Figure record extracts
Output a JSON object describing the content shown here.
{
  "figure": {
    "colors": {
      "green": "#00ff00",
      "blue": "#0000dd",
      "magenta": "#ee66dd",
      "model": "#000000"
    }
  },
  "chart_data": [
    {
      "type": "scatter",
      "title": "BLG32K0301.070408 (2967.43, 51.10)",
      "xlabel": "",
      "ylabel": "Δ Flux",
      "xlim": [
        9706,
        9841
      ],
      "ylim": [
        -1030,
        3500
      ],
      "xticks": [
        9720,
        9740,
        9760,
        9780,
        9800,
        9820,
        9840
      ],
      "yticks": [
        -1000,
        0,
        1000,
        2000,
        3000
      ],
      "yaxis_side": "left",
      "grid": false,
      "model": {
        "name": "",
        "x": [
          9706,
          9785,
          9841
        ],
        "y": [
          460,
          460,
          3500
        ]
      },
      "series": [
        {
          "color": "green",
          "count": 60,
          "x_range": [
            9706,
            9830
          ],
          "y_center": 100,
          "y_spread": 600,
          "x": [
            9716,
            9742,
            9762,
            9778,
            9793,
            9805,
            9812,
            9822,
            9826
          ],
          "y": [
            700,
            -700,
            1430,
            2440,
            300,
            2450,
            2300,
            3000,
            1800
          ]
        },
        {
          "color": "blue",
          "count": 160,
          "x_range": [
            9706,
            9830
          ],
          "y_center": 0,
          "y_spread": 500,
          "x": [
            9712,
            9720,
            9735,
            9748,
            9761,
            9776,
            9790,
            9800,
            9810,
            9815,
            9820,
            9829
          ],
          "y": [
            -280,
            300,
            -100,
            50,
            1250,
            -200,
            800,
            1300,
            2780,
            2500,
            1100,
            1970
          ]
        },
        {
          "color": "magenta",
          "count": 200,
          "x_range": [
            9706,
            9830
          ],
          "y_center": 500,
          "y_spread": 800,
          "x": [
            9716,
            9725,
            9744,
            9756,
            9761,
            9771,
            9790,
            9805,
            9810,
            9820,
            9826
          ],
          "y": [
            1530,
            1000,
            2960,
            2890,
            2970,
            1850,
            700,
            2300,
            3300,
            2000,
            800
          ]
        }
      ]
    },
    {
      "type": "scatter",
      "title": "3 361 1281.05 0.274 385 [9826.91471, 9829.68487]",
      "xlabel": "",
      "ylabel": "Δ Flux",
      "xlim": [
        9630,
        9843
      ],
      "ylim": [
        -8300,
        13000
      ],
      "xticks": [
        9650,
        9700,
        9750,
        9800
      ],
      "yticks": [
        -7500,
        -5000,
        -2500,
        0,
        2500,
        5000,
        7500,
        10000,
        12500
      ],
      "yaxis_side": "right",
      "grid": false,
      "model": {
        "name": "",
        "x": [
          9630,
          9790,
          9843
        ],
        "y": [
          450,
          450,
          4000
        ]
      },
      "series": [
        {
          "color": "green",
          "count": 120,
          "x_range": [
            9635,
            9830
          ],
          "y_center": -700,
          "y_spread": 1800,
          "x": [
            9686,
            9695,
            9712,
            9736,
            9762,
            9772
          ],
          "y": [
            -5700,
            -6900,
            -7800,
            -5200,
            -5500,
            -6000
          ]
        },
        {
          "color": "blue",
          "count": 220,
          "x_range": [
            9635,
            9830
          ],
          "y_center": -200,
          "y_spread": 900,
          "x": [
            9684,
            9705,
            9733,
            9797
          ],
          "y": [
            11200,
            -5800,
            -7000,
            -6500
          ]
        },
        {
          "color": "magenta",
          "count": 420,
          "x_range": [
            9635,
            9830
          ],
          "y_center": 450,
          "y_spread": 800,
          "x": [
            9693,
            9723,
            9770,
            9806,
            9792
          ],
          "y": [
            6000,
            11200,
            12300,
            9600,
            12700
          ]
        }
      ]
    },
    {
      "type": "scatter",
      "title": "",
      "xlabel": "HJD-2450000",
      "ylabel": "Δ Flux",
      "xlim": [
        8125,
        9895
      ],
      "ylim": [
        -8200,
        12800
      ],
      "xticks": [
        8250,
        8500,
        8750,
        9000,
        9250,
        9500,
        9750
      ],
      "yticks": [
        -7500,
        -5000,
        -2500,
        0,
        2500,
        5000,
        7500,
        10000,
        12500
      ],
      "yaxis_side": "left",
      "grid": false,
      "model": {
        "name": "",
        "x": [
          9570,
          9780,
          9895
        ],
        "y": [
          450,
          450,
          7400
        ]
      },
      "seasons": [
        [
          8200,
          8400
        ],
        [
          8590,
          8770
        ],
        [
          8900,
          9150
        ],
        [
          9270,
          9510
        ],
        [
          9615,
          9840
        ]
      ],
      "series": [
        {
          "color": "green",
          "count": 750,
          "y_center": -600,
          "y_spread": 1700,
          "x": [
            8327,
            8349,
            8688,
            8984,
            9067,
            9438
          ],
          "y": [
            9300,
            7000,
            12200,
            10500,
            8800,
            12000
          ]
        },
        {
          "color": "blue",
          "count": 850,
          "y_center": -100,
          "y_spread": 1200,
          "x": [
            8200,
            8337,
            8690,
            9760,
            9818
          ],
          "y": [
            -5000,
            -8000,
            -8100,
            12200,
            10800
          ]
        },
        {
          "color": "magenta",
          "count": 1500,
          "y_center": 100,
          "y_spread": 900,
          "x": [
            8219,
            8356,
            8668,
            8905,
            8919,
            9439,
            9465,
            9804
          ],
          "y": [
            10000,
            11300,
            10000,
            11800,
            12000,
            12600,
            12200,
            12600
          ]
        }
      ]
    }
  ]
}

* _Short problem_
Would you give the material above again, complete and exact?

* _The solution_
Output a JSON object describing the content shown here.
{
  "figure": {
    "colors": {
      "green": "#00ff00",
      "blue": "#0000dd",
      "magenta": "#ee66dd",
      "model": "#000000"
    }
  },
  "chart_data": [
    {
      "type": "scatter",
      "title": "BLG32K0301.070408 (2967.43, 51.10)",
      "xlabel": "",
      "ylabel": "Δ Flux",
      "xlim": [
        9706,
        9841
      ],
      "ylim": [
        -1030,
        3500
      ],
      "xticks": [
        9720,
        9740,
        9760,
        9780,
        9800,
        9820,
        9840
      ],
      "yticks": [
        -1000,
        0,
        1000,
        2000,
        3000
      ],
      "yaxis_side": "left",
      "grid": false,
      "model": {
        "name": "",
        "x": [
          9706,
          9785,
          9841
        ],
        "y": [
          460,
          460,
          3500
        ]
      },
      "series": [
        {
          "color": "green",
          "count": 60,
          "x_range": [
            9706,
            9830
          ],
          "y_center": 100,
          "y_spread": 600,
          "x": [
            9716,
            9742,
            9762,
            9778,
            9793,
            9805,
            9812,
            9822,
            9826
          ],
          "y": [
            700,
            -700,
            1430,
            2440,
            300,
            2450,
            2300,
            3000,
            1800
          ]
        },
        {
          "color": "blue",
          "count": 160,
          "x_range": [
            9706,
            9830
          ],
          "y_center": 0,
          "y_spread": 500,
          "x": [
            9712,
            9720,
            9735,
            9748,
            9761,
            9776,
            9790,
            9800,
            9810,
            9815,
            9820,
            9829
          ],
          "y": [
            -280,
            300,
            -100,
            50,
            1250,
            -200,
            800,
            1300,
            2780,
            2500,
            1100,
            1970
          ]
        },
        {
          "color": "magenta",
          "count": 200,
          "x_range": [
            9706,
            9830
          ],
          "y_center": 500,
          "y_spread": 800,
          "x": [
            9716,
            9725,
            9744,
            9756,
            9761,
            9771,
            9790,
            9805,
            9810,
            9820,
            9826
          ],
          "y": [
            1530,
            1000,
            2960,
            2890,
            2970,
            1850,
            700,
            2300,
            3300,
            2000,
            800
          ]
        }
      ]
    },
    {
      "type": "scatter",
      "title": "3 361 1281.05 0.274 385 [9826.91471, 9829.68487]",
      "xlabel": "",
      "ylabel": "Δ Flux",
      "xlim": [
        9630,
        9843
      ],
      "ylim": [
        -8300,
        13000
      ],
      "xticks": [
        9650,
        9700,
        9750,
        9800
      ],
      "yticks": [
        -7500,
        -5000,
        -2500,
        0,
        2500,
        5000,
        7500,
        10000,
        12500
      ],
      "yaxis_side": "right",
      "grid": false,
      "model": {
        "name": "",
        "x": [
          9630,
          9790,
          9843
        ],
        "y": [
          450,
          450,
          4000
        ]
      },
      "series": [
        {
          "color": "green",
          "count": 120,
          "x_range": [
            9635,
            9830
          ],
          "y_center": -700,
          "y_spread": 1800,
          "x": [
            9686,
            9695,
            9712,
            9736,
            9762,
            9772
          ],
          "y": [
            -5700,
            -6900,
            -7800,
            -5200,
            -5500,
            -6000
          ]
        },
        {
          "color": "blue",
          "count": 220,
          "x_range": [
            9635,
            9830
          ],
          "y_center": -200,
          "y_spread": 900,
          "x": [
            9684,
            9705,
            9733,
            9797
          ],
          "y": [
            11200,
            -5800,
            -7000,
            -6500
          ]
        },
        {
          "color": "magenta",
          "count": 420,
          "x_range": [
            9635,
            9830
          ],
          "y_center": 450,
          "y_spread": 800,
          "x": [
            9693,
            9723,
            9770,
            9806,
            9792
          ],
          "y": [
            6000,
            11200,
            12300,
            9600,
            12700
          ]
        }
      ]
    },
    {
      "type": "scatter",
      "title": "",
      "xlabel": "HJD-2450000",
      "ylabel": "Δ Flux",
      "xlim": [
        8125,
        9895
      ],
      "ylim": [
        -8200,
        12800
      ],
      "xticks": [
        8250,
        8500,
        8750,
        9000,
        9250,
        9500,
        9750
      ],
      "yticks": [
        -7500,
        -5000,
        -2500,
        0,
        2500,
        5000,
        7500,
        10000,
        12500
      ],
      "yaxis_side": "left",
      "grid": false,
      "model": {
        "name": "",
        "x": [
          9570,
          9780,
          9895
        ],
        "y": [
          450,
          450,
          7400
        ]
      },
      "seasons": [
        [
          8200,
          8400
        ],
        [
          8590,
          8770
        ],
        [
          8900,
          9150
        ],
        [
          9270,
          9510
        ],
        [
          9615,
          9840
        ]
      ],
      "series": [
        {
          "color": "green",
          "count": 750,
          "y_center": -600,
          "y_spread": 1700,
          "x": [
            8327,
            8349,
            8688,
            8984,
            9067,
            9438
          ],
          "y": [
            9300,
            7000,
            12200,
            10500,
            8800,
            12000
          ]
        },
        {
          "color": "blue",
          "count": 850,
          "y_center": -100,
          "y_spread": 1200,
          "x": [
            8200,
            8337,
            8690,
            9760,
            9818
          ],
          "y": [
            -5000,
            -8000,
            -8100,
            12200,
            10800
          ]
        },
        {
          "color": "magenta",
          "count": 1500,
          "y_center": 100,
          "y_spread": 900,
          "x": [
            8219,
            8356,
            8668,
            8905,
            8919,
            9439,
            9465,
            9804
          ],
          "y": [
            10000,
            11300,
            10000,
            11800,
            12000,
            12600,
            12200,
            12600
          ]
        }
      ]
    }
  ]
}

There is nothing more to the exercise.